(Element boundary listing)
● ● ● ●
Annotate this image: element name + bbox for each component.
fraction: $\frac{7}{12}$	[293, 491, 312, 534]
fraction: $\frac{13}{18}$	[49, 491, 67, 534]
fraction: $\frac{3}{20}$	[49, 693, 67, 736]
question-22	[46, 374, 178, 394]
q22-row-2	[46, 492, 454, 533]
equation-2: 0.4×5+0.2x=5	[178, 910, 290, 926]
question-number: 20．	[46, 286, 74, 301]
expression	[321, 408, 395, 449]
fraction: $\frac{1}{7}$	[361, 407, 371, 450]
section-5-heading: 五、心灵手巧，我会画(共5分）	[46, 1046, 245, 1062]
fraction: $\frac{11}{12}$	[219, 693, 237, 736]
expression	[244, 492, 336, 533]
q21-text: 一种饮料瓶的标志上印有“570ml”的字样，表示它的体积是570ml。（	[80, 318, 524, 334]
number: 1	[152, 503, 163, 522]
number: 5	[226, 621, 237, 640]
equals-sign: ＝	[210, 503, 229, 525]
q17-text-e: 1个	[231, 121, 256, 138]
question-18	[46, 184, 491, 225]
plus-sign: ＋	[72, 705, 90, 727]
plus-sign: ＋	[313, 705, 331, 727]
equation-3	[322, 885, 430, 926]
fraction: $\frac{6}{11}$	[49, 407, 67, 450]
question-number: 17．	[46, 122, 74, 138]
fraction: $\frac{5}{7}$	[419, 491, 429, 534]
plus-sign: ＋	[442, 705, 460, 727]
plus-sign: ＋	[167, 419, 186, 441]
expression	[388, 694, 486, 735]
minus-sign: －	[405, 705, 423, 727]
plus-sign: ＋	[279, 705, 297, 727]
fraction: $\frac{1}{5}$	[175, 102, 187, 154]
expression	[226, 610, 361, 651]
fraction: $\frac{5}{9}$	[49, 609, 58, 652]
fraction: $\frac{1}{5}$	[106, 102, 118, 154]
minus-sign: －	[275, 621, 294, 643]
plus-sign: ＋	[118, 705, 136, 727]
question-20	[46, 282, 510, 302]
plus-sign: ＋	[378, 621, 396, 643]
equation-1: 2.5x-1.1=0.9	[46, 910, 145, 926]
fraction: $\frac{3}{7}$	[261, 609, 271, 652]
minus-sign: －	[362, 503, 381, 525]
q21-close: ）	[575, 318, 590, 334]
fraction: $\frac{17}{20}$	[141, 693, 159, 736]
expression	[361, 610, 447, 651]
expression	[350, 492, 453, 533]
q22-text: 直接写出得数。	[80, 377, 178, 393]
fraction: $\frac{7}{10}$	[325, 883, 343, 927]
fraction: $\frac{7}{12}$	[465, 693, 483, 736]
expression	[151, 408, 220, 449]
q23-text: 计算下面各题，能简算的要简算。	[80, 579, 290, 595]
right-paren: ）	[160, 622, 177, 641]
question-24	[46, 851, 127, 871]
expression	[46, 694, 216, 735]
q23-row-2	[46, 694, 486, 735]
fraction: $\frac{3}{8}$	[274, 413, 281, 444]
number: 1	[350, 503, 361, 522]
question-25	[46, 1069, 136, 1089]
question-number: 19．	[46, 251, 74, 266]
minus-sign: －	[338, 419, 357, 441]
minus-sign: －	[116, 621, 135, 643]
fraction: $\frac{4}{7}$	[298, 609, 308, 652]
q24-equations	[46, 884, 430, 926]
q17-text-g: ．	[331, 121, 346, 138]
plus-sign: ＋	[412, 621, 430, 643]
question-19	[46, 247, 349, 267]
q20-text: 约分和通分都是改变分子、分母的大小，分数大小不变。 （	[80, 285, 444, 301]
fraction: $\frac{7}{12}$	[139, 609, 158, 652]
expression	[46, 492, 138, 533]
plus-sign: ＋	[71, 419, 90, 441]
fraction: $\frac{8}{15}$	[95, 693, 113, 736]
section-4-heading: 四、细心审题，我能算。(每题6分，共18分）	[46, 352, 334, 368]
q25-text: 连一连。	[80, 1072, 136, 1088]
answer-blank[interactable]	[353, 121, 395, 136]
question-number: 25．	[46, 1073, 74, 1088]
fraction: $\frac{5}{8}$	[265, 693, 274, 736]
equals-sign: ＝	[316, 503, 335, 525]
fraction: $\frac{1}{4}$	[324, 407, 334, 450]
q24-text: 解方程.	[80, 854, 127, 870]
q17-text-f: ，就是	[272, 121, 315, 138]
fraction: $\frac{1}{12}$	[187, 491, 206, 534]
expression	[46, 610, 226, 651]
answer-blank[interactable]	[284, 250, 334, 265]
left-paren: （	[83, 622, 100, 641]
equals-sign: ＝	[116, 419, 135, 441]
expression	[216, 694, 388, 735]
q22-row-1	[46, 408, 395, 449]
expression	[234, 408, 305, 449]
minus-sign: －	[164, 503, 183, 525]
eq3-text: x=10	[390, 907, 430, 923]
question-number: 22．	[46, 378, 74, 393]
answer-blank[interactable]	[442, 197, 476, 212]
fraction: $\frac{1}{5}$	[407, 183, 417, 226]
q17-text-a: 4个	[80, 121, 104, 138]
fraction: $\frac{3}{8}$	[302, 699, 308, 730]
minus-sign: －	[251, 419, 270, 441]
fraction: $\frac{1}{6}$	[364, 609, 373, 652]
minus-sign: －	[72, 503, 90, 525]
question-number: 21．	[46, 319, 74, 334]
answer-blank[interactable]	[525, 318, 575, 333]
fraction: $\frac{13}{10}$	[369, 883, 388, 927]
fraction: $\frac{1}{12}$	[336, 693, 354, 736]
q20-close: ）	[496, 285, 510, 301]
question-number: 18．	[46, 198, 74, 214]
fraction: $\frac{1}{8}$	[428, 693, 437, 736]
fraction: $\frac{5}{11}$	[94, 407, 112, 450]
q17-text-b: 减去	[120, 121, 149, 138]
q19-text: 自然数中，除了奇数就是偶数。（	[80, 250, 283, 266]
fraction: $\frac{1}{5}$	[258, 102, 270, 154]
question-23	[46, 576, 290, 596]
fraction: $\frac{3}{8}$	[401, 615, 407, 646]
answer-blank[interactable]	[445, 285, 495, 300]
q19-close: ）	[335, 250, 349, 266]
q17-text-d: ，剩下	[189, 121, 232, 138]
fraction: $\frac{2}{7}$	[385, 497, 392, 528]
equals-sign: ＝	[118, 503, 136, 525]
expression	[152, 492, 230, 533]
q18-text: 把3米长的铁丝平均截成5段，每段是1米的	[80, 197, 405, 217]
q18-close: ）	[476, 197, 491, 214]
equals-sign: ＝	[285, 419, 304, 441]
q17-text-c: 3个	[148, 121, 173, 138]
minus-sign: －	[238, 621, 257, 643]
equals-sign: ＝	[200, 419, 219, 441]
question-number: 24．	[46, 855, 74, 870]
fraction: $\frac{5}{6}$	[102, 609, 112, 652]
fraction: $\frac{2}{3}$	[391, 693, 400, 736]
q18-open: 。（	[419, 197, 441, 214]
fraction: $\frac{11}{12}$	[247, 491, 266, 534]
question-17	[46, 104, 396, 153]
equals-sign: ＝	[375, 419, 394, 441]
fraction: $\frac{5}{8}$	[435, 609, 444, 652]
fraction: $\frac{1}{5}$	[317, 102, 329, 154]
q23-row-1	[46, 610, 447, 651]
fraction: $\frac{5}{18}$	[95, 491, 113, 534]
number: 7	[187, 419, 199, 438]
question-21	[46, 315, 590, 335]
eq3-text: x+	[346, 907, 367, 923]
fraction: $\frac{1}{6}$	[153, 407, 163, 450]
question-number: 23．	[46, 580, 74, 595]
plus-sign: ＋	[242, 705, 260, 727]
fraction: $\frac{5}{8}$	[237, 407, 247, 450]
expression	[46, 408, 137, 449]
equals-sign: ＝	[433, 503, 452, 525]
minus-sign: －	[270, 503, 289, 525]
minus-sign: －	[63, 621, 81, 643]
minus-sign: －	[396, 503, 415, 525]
● ● ● ●
__Set problem__
Quote every line of the listing above word for word, with each name and box unchanged.

__Problem solution__
Annotate this image: element name + bbox for each component.
fraction: $\frac{7}{12}$	[293, 491, 312, 534]
fraction: $\frac{13}{18}$	[49, 491, 67, 534]
fraction: $\frac{3}{20}$	[49, 693, 67, 736]
question-22	[46, 374, 178, 394]
q22-row-2	[46, 492, 454, 533]
equation-2: 0.4×5+0.2x=5	[178, 910, 290, 926]
question-number: 20．	[46, 286, 74, 301]
expression	[321, 408, 395, 449]
fraction: $\frac{1}{7}$	[361, 407, 371, 450]
section-5-heading: 五、心灵手巧，我会画(共5分）	[46, 1046, 245, 1062]
fraction: $\frac{11}{12}$	[219, 693, 237, 736]
expression	[244, 492, 336, 533]
q21-text: 一种饮料瓶的标志上印有“570ml”的字样，表示它的体积是570ml。（	[80, 318, 524, 334]
number: 1	[152, 503, 163, 522]
number: 5	[226, 621, 237, 640]
equals-sign: ＝	[210, 503, 229, 525]
q17-text-e: 1个	[231, 121, 256, 138]
question-18	[46, 184, 491, 225]
plus-sign: ＋	[72, 705, 90, 727]
plus-sign: ＋	[313, 705, 331, 727]
equation-3	[322, 885, 430, 926]
fraction: $\frac{6}{11}$	[49, 407, 67, 450]
question-number: 17．	[46, 122, 74, 138]
fraction: $\frac{5}{7}$	[419, 491, 429, 534]
plus-sign: ＋	[442, 705, 460, 727]
plus-sign: ＋	[167, 419, 186, 441]
expression	[388, 694, 486, 735]
minus-sign: －	[405, 705, 423, 727]
plus-sign: ＋	[279, 705, 297, 727]
fraction: $\frac{1}{5}$	[175, 102, 187, 154]
expression	[226, 610, 361, 651]
fraction: $\frac{5}{9}$	[49, 609, 58, 652]
fraction: $\frac{1}{5}$	[106, 102, 118, 154]
minus-sign: －	[275, 621, 294, 643]
plus-sign: ＋	[118, 705, 136, 727]
question-20	[46, 282, 510, 302]
plus-sign: ＋	[378, 621, 396, 643]
equation-1: 2.5x-1.1=0.9	[46, 910, 145, 926]
fraction: $\frac{3}{7}$	[261, 609, 271, 652]
minus-sign: －	[362, 503, 381, 525]
q21-close: ）	[575, 318, 590, 334]
fraction: $\frac{17}{20}$	[141, 693, 159, 736]
expression	[361, 610, 447, 651]
expression	[350, 492, 453, 533]
q22-text: 直接写出得数。	[80, 377, 178, 393]
fraction: $\frac{7}{10}$	[325, 883, 343, 927]
fraction: $\frac{7}{12}$	[465, 693, 483, 736]
expression	[151, 408, 220, 449]
q23-text: 计算下面各题，能简算的要简算。	[80, 579, 290, 595]
right-paren: ）	[160, 622, 177, 641]
question-24	[46, 851, 127, 871]
expression	[46, 694, 216, 735]
q23-row-2	[46, 694, 486, 735]
fraction: $\frac{3}{8}$	[274, 413, 281, 444]
number: 1	[350, 503, 361, 522]
question-25	[46, 1069, 136, 1089]
question-number: 19．	[46, 251, 74, 266]
minus-sign: －	[338, 419, 357, 441]
minus-sign: －	[116, 621, 135, 643]
fraction: $\frac{4}{7}$	[298, 609, 308, 652]
q24-equations	[46, 884, 430, 926]
q17-text-g: ．	[331, 121, 346, 138]
plus-sign: ＋	[412, 621, 430, 643]
question-19	[46, 247, 349, 267]
q20-text: 约分和通分都是改变分子、分母的大小，分数大小不变。 （	[80, 285, 444, 301]
fraction: $\frac{7}{12}$	[139, 609, 158, 652]
expression	[46, 492, 138, 533]
plus-sign: ＋	[71, 419, 90, 441]
fraction: $\frac{8}{15}$	[95, 693, 113, 736]
section-4-heading: 四、细心审题，我能算。(每题6分，共18分）	[46, 352, 334, 368]
q25-text: 连一连。	[80, 1072, 136, 1088]
answer-blank[interactable]	[353, 121, 395, 136]
question-number: 25．	[46, 1073, 74, 1088]
fraction: $\frac{5}{8}$	[265, 693, 274, 736]
equals-sign: ＝	[316, 503, 335, 525]
fraction: $\frac{1}{4}$	[324, 407, 334, 450]
q24-text: 解方程.	[80, 854, 127, 870]
q17-text-f: ，就是	[272, 121, 315, 138]
fraction: $\frac{1}{12}$	[187, 491, 206, 534]
expression	[46, 610, 226, 651]
answer-blank[interactable]	[284, 250, 334, 265]
left-paren: （	[83, 622, 100, 641]
equals-sign: ＝	[116, 419, 135, 441]
expression	[216, 694, 388, 735]
q22-row-1	[46, 408, 395, 449]
expression	[234, 408, 305, 449]
minus-sign: －	[164, 503, 183, 525]
eq3-text: x=10	[390, 907, 430, 923]
question-number: 22．	[46, 378, 74, 393]
answer-blank[interactable]	[442, 197, 476, 212]
fraction: $\frac{1}{5}$	[407, 183, 417, 226]
q17-text-a: 4个	[80, 121, 104, 138]
fraction: $\frac{3}{8}$	[302, 699, 308, 730]
minus-sign: －	[251, 419, 270, 441]
fraction: $\frac{1}{6}$	[364, 609, 373, 652]
minus-sign: －	[72, 503, 90, 525]
question-number: 21．	[46, 319, 74, 334]
answer-blank[interactable]	[525, 318, 575, 333]
fraction: $\frac{13}{10}$	[369, 883, 388, 927]
fraction: $\frac{1}{12}$	[336, 693, 354, 736]
q20-close: ）	[496, 285, 510, 301]
question-number: 18．	[46, 198, 74, 214]
fraction: $\frac{1}{8}$	[428, 693, 437, 736]
fraction: $\frac{5}{11}$	[94, 407, 112, 450]
q17-text-b: 减去	[120, 121, 149, 138]
q19-text: 自然数中，除了奇数就是偶数。（	[80, 250, 283, 266]
fraction: $\frac{1}{5}$	[258, 102, 270, 154]
question-23	[46, 576, 290, 596]
fraction: $\frac{3}{8}$	[401, 615, 407, 646]
answer-blank[interactable]	[445, 285, 495, 300]
q19-close: ）	[335, 250, 349, 266]
q17-text-d: ，剩下	[189, 121, 232, 138]
fraction: $\frac{2}{7}$	[385, 497, 392, 528]
equals-sign: ＝	[118, 503, 136, 525]
expression	[152, 492, 230, 533]
q18-text: 把3米长的铁丝平均截成5段，每段是1米的	[80, 197, 405, 217]
q18-close: ）	[476, 197, 491, 214]
equals-sign: ＝	[285, 419, 304, 441]
q17-text-c: 3个	[148, 121, 173, 138]
minus-sign: －	[238, 621, 257, 643]
equals-sign: ＝	[200, 419, 219, 441]
question-number: 24．	[46, 855, 74, 870]
fraction: $\frac{5}{6}$	[102, 609, 112, 652]
fraction: $\frac{2}{3}$	[391, 693, 400, 736]
q18-open: 。（	[419, 197, 441, 214]
fraction: $\frac{11}{12}$	[247, 491, 266, 534]
question-17	[46, 104, 396, 153]
equals-sign: ＝	[375, 419, 394, 441]
fraction: $\frac{5}{8}$	[435, 609, 444, 652]
fraction: $\frac{1}{5}$	[317, 102, 329, 154]
q23-row-1	[46, 610, 447, 651]
fraction: $\frac{5}{18}$	[95, 491, 113, 534]
number: 7	[187, 419, 199, 438]
question-21	[46, 315, 590, 335]
eq3-text: x+	[346, 907, 367, 923]
fraction: $\frac{1}{6}$	[153, 407, 163, 450]
question-number: 23．	[46, 580, 74, 595]
plus-sign: ＋	[242, 705, 260, 727]
fraction: $\frac{5}{8}$	[237, 407, 247, 450]
expression	[46, 408, 137, 449]
equals-sign: ＝	[433, 503, 452, 525]
minus-sign: －	[270, 503, 289, 525]
minus-sign: －	[63, 621, 81, 643]
minus-sign: －	[396, 503, 415, 525]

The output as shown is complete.